**EXERCISE DESCRIPTION:**
Look through the data below. Show each line where the string "SMAVG" occurs.

Figure contents as structured data
□ □ □

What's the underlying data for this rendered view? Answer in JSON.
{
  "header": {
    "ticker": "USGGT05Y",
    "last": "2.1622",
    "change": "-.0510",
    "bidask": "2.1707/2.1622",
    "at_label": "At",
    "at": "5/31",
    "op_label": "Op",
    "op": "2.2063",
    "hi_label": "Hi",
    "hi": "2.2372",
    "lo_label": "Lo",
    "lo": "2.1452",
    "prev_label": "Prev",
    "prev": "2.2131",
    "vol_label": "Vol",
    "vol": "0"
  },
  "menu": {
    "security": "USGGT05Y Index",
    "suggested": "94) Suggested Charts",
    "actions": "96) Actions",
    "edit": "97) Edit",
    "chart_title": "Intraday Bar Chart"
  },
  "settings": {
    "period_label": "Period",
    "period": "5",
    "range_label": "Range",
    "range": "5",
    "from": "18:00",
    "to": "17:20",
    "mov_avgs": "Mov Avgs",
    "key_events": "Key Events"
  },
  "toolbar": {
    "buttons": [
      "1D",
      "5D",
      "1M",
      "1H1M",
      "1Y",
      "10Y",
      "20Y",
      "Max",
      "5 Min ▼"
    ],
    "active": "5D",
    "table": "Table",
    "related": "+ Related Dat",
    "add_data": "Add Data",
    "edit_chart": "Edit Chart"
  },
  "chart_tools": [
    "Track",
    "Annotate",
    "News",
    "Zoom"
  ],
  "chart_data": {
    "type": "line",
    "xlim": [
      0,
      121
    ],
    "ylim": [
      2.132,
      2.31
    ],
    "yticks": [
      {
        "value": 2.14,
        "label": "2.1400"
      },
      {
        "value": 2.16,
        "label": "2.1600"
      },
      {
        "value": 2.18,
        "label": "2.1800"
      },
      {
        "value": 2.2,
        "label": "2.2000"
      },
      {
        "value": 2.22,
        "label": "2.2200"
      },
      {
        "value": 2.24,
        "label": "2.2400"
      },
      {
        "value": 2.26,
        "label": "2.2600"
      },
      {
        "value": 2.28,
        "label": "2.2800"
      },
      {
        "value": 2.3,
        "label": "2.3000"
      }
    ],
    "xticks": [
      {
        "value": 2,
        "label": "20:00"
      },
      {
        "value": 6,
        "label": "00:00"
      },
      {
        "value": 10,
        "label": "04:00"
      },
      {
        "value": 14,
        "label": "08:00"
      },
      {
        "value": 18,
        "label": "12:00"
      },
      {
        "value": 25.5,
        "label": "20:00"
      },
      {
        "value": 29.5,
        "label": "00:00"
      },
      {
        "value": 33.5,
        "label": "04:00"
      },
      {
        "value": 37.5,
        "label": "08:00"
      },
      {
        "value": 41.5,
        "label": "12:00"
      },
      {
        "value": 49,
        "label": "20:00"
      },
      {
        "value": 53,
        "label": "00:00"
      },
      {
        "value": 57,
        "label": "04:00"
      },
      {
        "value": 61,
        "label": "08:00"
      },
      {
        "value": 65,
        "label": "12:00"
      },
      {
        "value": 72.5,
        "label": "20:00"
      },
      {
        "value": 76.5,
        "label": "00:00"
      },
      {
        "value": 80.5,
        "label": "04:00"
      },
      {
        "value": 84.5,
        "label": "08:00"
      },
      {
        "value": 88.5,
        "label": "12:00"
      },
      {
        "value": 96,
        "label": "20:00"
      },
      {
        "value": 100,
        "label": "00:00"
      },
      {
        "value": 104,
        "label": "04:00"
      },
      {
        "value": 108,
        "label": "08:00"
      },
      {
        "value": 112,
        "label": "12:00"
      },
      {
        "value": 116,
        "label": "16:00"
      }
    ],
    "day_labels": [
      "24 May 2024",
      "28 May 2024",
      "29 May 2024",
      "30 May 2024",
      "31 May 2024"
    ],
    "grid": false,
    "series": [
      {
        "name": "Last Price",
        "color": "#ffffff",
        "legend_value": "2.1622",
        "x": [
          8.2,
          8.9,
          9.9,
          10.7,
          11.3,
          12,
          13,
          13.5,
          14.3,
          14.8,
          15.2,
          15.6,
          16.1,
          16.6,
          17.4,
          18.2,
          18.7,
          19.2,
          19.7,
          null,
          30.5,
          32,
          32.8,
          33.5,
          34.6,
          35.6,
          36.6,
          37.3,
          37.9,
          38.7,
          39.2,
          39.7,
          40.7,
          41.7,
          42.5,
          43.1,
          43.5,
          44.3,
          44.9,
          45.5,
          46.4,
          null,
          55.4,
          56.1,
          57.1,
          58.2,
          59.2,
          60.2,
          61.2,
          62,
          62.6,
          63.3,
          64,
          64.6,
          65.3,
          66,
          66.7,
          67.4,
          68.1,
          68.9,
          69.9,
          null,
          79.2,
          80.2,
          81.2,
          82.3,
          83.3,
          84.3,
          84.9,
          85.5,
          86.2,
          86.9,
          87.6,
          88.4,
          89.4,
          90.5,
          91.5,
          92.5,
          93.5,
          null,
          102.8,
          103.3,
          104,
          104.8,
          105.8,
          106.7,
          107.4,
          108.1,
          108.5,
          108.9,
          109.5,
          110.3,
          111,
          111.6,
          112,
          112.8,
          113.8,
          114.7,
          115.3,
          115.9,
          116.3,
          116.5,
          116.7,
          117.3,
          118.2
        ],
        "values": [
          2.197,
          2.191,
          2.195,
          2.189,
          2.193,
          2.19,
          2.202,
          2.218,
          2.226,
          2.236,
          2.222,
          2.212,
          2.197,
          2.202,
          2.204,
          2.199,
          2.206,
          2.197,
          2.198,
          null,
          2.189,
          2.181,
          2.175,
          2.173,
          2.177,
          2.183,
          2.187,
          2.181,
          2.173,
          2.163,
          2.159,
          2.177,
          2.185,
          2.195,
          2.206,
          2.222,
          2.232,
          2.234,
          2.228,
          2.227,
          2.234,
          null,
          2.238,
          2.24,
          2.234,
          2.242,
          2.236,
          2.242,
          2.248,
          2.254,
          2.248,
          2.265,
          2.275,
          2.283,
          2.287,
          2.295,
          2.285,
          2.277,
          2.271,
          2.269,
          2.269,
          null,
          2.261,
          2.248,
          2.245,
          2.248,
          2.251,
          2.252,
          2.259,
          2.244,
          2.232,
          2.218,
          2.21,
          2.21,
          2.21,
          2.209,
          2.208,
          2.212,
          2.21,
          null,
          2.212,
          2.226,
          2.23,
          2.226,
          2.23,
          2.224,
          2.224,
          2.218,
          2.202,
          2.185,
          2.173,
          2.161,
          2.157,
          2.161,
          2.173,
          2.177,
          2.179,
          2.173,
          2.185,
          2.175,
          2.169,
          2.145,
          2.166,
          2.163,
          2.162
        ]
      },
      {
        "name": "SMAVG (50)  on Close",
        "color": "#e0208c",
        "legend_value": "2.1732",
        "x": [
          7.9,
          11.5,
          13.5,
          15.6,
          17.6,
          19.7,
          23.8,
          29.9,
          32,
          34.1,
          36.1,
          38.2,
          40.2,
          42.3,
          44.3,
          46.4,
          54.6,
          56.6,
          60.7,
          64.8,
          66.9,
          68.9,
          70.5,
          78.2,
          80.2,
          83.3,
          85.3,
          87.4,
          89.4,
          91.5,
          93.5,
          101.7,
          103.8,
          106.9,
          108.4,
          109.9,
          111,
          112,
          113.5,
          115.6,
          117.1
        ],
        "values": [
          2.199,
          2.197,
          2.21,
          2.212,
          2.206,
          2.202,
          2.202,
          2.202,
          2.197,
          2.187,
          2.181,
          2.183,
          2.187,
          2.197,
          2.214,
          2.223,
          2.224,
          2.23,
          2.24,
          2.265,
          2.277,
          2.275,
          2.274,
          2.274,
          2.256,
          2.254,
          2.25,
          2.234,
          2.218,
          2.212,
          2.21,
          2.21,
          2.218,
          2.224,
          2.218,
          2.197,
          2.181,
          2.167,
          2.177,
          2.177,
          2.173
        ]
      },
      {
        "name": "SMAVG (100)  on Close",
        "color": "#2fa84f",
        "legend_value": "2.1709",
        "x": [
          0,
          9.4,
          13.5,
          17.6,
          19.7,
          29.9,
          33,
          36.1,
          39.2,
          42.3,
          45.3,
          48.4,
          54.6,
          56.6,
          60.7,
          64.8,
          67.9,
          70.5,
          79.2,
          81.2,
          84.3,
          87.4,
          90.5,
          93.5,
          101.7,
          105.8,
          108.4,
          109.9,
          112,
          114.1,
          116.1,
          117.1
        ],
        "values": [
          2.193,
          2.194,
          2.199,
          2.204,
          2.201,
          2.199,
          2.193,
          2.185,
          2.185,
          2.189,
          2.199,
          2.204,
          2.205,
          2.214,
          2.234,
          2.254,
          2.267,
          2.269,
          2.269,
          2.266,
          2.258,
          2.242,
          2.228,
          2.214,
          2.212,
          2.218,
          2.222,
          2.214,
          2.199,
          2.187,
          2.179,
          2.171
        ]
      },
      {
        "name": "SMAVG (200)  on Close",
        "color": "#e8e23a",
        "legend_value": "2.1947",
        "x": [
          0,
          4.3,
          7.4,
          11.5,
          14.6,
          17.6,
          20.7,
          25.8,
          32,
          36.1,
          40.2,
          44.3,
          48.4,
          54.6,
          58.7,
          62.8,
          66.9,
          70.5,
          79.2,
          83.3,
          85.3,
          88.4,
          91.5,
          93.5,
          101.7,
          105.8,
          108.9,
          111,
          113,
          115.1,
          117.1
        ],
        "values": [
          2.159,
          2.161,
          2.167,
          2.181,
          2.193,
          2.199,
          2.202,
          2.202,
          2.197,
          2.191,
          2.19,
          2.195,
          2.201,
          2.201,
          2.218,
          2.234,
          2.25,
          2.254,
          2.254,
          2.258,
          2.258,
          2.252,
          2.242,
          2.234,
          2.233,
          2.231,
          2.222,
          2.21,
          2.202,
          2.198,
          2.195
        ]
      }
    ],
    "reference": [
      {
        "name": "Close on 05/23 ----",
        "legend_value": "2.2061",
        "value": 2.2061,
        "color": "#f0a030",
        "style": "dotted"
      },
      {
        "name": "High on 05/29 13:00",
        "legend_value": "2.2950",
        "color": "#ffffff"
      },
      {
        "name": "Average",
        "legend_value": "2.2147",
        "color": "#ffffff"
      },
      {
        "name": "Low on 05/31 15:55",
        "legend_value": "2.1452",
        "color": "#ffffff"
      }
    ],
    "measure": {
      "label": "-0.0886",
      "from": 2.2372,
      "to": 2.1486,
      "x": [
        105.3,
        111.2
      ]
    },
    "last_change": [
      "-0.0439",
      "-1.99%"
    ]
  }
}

□ □ □

**SOLUTION:**
        "name": "SMAVG (50)  on Close",
        "name": "SMAVG (100)  on Close",
        "name": "SMAVG (200)  on Close",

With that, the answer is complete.